[TASK TO CARRY OUT] Write out each entry, exactly the way it appears.

Stored data:
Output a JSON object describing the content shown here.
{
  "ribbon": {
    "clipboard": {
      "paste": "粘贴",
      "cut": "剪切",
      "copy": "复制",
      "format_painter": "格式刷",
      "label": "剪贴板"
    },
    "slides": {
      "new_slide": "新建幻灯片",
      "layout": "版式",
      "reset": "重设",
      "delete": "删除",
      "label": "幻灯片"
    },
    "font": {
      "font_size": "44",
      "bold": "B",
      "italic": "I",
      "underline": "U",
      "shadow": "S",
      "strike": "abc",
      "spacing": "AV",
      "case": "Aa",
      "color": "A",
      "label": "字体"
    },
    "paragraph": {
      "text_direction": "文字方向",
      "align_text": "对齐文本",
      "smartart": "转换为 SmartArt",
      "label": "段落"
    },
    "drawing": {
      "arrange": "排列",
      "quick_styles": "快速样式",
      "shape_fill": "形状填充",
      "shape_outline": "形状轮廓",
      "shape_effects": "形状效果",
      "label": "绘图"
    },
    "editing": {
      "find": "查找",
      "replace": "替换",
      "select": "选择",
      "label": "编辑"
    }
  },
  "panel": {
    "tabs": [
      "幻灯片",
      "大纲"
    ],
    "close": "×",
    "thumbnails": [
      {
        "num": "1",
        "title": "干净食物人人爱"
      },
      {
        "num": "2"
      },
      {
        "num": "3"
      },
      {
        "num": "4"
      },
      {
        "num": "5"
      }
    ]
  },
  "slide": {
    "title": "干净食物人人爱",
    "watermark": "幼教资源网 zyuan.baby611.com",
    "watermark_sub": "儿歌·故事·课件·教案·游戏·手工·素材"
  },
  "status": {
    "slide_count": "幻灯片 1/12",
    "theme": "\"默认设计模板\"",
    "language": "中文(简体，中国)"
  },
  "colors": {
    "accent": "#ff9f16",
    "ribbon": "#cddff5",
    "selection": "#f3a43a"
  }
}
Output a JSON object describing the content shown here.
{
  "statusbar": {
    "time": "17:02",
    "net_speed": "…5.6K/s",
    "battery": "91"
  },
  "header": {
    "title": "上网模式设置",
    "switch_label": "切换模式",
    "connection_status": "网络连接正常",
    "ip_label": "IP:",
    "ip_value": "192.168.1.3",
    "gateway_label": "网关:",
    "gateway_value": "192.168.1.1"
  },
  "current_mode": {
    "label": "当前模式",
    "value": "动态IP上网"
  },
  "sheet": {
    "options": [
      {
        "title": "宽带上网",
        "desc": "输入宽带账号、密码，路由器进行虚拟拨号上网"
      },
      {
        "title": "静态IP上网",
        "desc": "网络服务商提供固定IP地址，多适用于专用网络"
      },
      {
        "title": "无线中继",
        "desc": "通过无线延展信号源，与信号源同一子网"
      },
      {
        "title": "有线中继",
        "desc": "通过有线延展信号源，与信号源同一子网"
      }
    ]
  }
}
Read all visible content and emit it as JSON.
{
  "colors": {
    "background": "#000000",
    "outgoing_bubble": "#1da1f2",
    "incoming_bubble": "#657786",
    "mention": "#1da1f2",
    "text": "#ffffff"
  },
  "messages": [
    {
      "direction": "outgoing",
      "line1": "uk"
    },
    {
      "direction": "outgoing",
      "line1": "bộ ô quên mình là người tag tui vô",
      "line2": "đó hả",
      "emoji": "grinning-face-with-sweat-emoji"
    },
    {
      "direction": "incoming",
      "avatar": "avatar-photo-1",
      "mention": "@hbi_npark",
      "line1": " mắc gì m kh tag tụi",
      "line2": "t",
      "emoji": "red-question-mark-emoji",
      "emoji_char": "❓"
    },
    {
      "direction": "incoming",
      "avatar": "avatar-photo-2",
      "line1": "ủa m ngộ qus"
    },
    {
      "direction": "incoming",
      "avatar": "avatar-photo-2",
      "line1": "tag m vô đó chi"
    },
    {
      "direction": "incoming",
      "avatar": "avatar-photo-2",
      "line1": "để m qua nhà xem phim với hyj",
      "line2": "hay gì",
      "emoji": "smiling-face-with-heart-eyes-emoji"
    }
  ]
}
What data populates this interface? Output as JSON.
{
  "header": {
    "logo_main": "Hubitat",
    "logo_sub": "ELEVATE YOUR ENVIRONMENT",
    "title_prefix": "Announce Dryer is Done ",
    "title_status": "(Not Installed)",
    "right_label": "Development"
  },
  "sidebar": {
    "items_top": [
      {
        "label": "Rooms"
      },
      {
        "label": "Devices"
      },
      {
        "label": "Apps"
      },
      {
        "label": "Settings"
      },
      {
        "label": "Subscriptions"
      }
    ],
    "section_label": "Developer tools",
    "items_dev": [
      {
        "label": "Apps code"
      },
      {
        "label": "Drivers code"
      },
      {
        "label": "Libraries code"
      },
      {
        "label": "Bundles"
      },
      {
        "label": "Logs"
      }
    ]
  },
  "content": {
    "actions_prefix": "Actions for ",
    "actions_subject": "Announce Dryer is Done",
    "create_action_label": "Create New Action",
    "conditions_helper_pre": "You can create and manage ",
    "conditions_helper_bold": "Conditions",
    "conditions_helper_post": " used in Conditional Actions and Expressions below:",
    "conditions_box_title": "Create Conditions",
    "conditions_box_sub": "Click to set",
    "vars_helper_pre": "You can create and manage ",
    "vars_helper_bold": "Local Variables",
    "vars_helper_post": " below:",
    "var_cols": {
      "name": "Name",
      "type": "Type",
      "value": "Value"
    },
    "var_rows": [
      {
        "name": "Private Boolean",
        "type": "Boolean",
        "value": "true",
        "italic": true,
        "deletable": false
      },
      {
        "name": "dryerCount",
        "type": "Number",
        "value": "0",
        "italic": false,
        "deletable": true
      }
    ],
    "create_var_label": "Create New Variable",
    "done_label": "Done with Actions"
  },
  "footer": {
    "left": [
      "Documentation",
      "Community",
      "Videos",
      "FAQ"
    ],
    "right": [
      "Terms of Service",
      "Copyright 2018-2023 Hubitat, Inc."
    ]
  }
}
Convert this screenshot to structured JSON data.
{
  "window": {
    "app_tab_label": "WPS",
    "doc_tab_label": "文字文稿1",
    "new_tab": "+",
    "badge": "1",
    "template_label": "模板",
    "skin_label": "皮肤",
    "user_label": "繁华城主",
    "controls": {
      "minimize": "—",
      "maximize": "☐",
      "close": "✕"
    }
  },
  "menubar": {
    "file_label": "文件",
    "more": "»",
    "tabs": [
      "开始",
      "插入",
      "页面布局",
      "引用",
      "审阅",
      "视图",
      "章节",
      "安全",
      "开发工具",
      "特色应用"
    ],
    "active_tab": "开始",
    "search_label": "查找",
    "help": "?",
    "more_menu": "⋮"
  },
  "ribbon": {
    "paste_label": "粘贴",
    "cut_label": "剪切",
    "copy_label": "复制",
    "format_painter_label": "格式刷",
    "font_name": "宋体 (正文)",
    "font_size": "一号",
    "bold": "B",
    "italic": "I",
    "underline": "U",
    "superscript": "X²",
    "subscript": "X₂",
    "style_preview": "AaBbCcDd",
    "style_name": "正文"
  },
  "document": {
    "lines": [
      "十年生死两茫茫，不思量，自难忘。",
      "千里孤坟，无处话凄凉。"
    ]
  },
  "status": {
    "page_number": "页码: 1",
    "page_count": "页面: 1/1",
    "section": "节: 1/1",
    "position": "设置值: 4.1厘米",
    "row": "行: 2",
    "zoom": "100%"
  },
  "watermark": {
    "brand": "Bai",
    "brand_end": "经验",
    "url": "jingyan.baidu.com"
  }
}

[WRITTEN SOLUTION]
Output a JSON object describing the content shown here.
{
  "ribbon": {
    "clipboard": {
      "paste": "粘贴",
      "cut": "剪切",
      "copy": "复制",
      "format_painter": "格式刷",
      "label": "剪贴板"
    },
    "slides": {
      "new_slide": "新建幻灯片",
      "layout": "版式",
      "reset": "重设",
      "delete": "删除",
      "label": "幻灯片"
    },
    "font": {
      "font_size": "44",
      "bold": "B",
      "italic": "I",
      "underline": "U",
      "shadow": "S",
      "strike": "abc",
      "spacing": "AV",
      "case": "Aa",
      "color": "A",
      "label": "字体"
    },
    "paragraph": {
      "text_direction": "文字方向",
      "align_text": "对齐文本",
      "smartart": "转换为 SmartArt",
      "label": "段落"
    },
    "drawing": {
      "arrange": "排列",
      "quick_styles": "快速样式",
      "shape_fill": "形状填充",
      "shape_outline": "形状轮廓",
      "shape_effects": "形状效果",
      "label": "绘图"
    },
    "editing": {
      "find": "查找",
      "replace": "替换",
      "select": "选择",
      "label": "编辑"
    }
  },
  "panel": {
    "tabs": [
      "幻灯片",
      "大纲"
    ],
    "close": "×",
    "thumbnails": [
      {
        "num": "1",
        "title": "干净食物人人爱"
      },
      {
        "num": "2"
      },
      {
        "num": "3"
      },
      {
        "num": "4"
      },
      {
        "num": "5"
      }
    ]
  },
  "slide": {
    "title": "干净食物人人爱",
    "watermark": "幼教资源网 zyuan.baby611.com",
    "watermark_sub": "儿歌·故事·课件·教案·游戏·手工·素材"
  },
  "status": {
    "slide_count": "幻灯片 1/12",
    "theme": "\"默认设计模板\"",
    "language": "中文(简体，中国)"
  },
  "colors": {
    "accent": "#ff9f16",
    "ribbon": "#cddff5",
    "selection": "#f3a43a"
  }
}
Output a JSON object describing the content shown here.
{
  "statusbar": {
    "time": "17:02",
    "net_speed": "…5.6K/s",
    "battery": "91"
  },
  "header": {
    "title": "上网模式设置",
    "switch_label": "切换模式",
    "connection_status": "网络连接正常",
    "ip_label": "IP:",
    "ip_value": "192.168.1.3",
    "gateway_label": "网关:",
    "gateway_value": "192.168.1.1"
  },
  "current_mode": {
    "label": "当前模式",
    "value": "动态IP上网"
  },
  "sheet": {
    "options": [
      {
        "title": "宽带上网",
        "desc": "输入宽带账号、密码，路由器进行虚拟拨号上网"
      },
      {
        "title": "静态IP上网",
        "desc": "网络服务商提供固定IP地址，多适用于专用网络"
      },
      {
        "title": "无线中继",
        "desc": "通过无线延展信号源，与信号源同一子网"
      },
      {
        "title": "有线中继",
        "desc": "通过有线延展信号源，与信号源同一子网"
      }
    ]
  }
}
Read all visible content and emit it as JSON.
{
  "colors": {
    "background": "#000000",
    "outgoing_bubble": "#1da1f2",
    "incoming_bubble": "#657786",
    "mention": "#1da1f2",
    "text": "#ffffff"
  },
  "messages": [
    {
      "direction": "outgoing",
      "line1": "uk"
    },
    {
      "direction": "outgoing",
      "line1": "bộ ô quên mình là người tag tui vô",
      "line2": "đó hả",
      "emoji": "grinning-face-with-sweat-emoji"
    },
    {
      "direction": "incoming",
      "avatar": "avatar-photo-1",
      "mention": "@hbi_npark",
      "line1": " mắc gì m kh tag tụi",
      "line2": "t",
      "emoji": "red-question-mark-emoji",
      "emoji_char": "❓"
    },
    {
      "direction": "incoming",
      "avatar": "avatar-photo-2",
      "line1": "ủa m ngộ qus"
    },
    {
      "direction": "incoming",
      "avatar": "avatar-photo-2",
      "line1": "tag m vô đó chi"
    },
    {
      "direction": "incoming",
      "avatar": "avatar-photo-2",
      "line1": "để m qua nhà xem phim với hyj",
      "line2": "hay gì",
      "emoji": "smiling-face-with-heart-eyes-emoji"
    }
  ]
}
What data populates this interface? Output as JSON.
{
  "header": {
    "logo_main": "Hubitat",
    "logo_sub": "ELEVATE YOUR ENVIRONMENT",
    "title_prefix": "Announce Dryer is Done ",
    "title_status": "(Not Installed)",
    "right_label": "Development"
  },
  "sidebar": {
    "items_top": [
      {
        "label": "Rooms"
      },
      {
        "label": "Devices"
      },
      {
        "label": "Apps"
      },
      {
        "label": "Settings"
      },
      {
        "label": "Subscriptions"
      }
    ],
    "section_label": "Developer tools",
    "items_dev": [
      {
        "label": "Apps code"
      },
      {
        "label": "Drivers code"
      },
      {
        "label": "Libraries code"
      },
      {
        "label": "Bundles"
      },
      {
        "label": "Logs"
      }
    ]
  },
  "content": {
    "actions_prefix": "Actions for ",
    "actions_subject": "Announce Dryer is Done",
    "create_action_label": "Create New Action",
    "conditions_helper_pre": "You can create and manage ",
    "conditions_helper_bold": "Conditions",
    "conditions_helper_post": " used in Conditional Actions and Expressions below:",
    "conditions_box_title": "Create Conditions",
    "conditions_box_sub": "Click to set",
    "vars_helper_pre": "You can create and manage ",
    "vars_helper_bold": "Local Variables",
    "vars_helper_post": " below:",
    "var_cols": {
      "name": "Name",
      "type": "Type",
      "value": "Value"
    },
    "var_rows": [
      {
        "name": "Private Boolean",
        "type": "Boolean",
        "value": "true",
        "italic": true,
        "deletable": false
      },
      {
        "name": "dryerCount",
        "type": "Number",
        "value": "0",
        "italic": false,
        "deletable": true
      }
    ],
    "create_var_label": "Create New Variable",
    "done_label": "Done with Actions"
  },
  "footer": {
    "left": [
      "Documentation",
      "Community",
      "Videos",
      "FAQ"
    ],
    "right": [
      "Terms of Service",
      "Copyright 2018-2023 Hubitat, Inc."
    ]
  }
}
Convert this screenshot to structured JSON data.
{
  "window": {
    "app_tab_label": "WPS",
    "doc_tab_label": "文字文稿1",
    "new_tab": "+",
    "badge": "1",
    "template_label": "模板",
    "skin_label": "皮肤",
    "user_label": "繁华城主",
    "controls": {
      "minimize": "—",
      "maximize": "☐",
      "close": "✕"
    }
  },
  "menubar": {
    "file_label": "文件",
    "more": "»",
    "tabs": [
      "开始",
      "插入",
      "页面布局",
      "引用",
      "审阅",
      "视图",
      "章节",
      "安全",
      "开发工具",
      "特色应用"
    ],
    "active_tab": "开始",
    "search_label": "查找",
    "help": "?",
    "more_menu": "⋮"
  },
  "ribbon": {
    "paste_label": "粘贴",
    "cut_label": "剪切",
    "copy_label": "复制",
    "format_painter_label": "格式刷",
    "font_name": "宋体 (正文)",
    "font_size": "一号",
    "bold": "B",
    "italic": "I",
    "underline": "U",
    "superscript": "X²",
    "subscript": "X₂",
    "style_preview": "AaBbCcDd",
    "style_name": "正文"
  },
  "document": {
    "lines": [
      "十年生死两茫茫，不思量，自难忘。",
      "千里孤坟，无处话凄凉。"
    ]
  },
  "status": {
    "page_number": "页码: 1",
    "page_count": "页面: 1/1",
    "section": "节: 1/1",
    "position": "设置值: 4.1厘米",
    "row": "行: 2",
    "zoom": "100%"
  },
  "watermark": {
    "brand": "Bai",
    "brand_end": "经验",
    "url": "jingyan.baidu.com"
  }
}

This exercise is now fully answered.